- [Page extract]:
========================

The information may include one or more from among image
information of images taken by the drone, location information of
the drone, drone speed, drone altitude, remaining energy of the
drone, and information corresponding to drone sensors or
functions.
[0043] The communication device 108 may be used by drone landing
system 100 to communicate with several types of external
apparatuses according to various communication methods. The
communication device 108 may include various communication modules
such as one or more from among a telematics unit, a broadcast
receiving module, a beacon, a near field communication (NFC)
module, a GPS receiver, a wired communication module, or a wireless
communication module. The broadcast receiving module may include a
terrestrial broadcast receiving module including an antenna to
receive a terrestrial broadcast signal, a demodulator, and an
equalizer, etc. The NFC module is a module that communicates with
an external apparatus located at a nearby distance according to an
NFC method. The GPS receiver is a module that receives a GPS signal
from a GPS satellite and detects a current location. The wired
communication module may be a module that receives information over
a wired network such as a local area network, a controller area
network (CAN), or an external network. The wireless communication
module is a module that is connected to an external network by
using a wireless communication protocol such as IEEE 802.11
protocols, WiMAX, Wi-Fi or IEEE communication protocol and
communicates with the external network. The wireless communication
module may further include a mobile communication module that
accesses a mobile communication network and performs communication
according to various mobile communication standards such as
3.sup.rd generation (3G), 3.sup.rd generation partnership project
(3GPP), long-term evolution (LTE), Bluetooth, EVDO, CDMA, GPRS,
EDGE or ZigBee.

========================

- [Data]:
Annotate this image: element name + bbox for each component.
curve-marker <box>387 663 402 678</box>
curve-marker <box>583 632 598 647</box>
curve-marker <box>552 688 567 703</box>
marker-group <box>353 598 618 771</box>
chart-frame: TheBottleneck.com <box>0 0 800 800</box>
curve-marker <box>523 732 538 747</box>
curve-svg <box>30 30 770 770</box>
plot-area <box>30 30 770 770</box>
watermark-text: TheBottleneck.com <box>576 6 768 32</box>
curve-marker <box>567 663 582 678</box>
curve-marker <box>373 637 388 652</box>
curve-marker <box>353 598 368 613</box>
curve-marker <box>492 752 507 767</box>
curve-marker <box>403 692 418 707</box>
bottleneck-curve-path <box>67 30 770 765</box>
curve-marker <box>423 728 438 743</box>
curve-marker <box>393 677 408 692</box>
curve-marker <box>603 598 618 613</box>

========================

- [What this exercise asks]:
A: Reproduce word for word the section of the drone communication passage that opens with "[0043] The communication" and closes with "field communication (NFC)".
B: Quote every row in the block that follows the drone communication passage, without any changes, from the first row to the last.

- [Full answers]:
A:
[0043] The communication device 108 may be used by drone landing
system 100 to communicate with several types of external
apparatuses according to various communication methods. The
communication device 108 may include various communication modules
such as one or more from among a telematics unit, a broadcast
receiving module, a beacon, a near field communication (NFC)

B:
Annotate this image: element name + bbox for each component.
curve-marker <box>387 663 402 678</box>
curve-marker <box>583 632 598 647</box>
curve-marker <box>552 688 567 703</box>
marker-group <box>353 598 618 771</box>
chart-frame: TheBottleneck.com <box>0 0 800 800</box>
curve-marker <box>523 732 538 747</box>
curve-svg <box>30 30 770 770</box>
plot-area <box>30 30 770 770</box>
watermark-text: TheBottleneck.com <box>576 6 768 32</box>
curve-marker <box>567 663 582 678</box>
curve-marker <box>373 637 388 652</box>
curve-marker <box>353 598 368 613</box>
curve-marker <box>492 752 507 767</box>
curve-marker <box>403 692 418 707</box>
bottleneck-curve-path <box>67 30 770 765</box>
curve-marker <box>423 728 438 743</box>
curve-marker <box>393 677 408 692</box>
curve-marker <box>603 598 618 613</box>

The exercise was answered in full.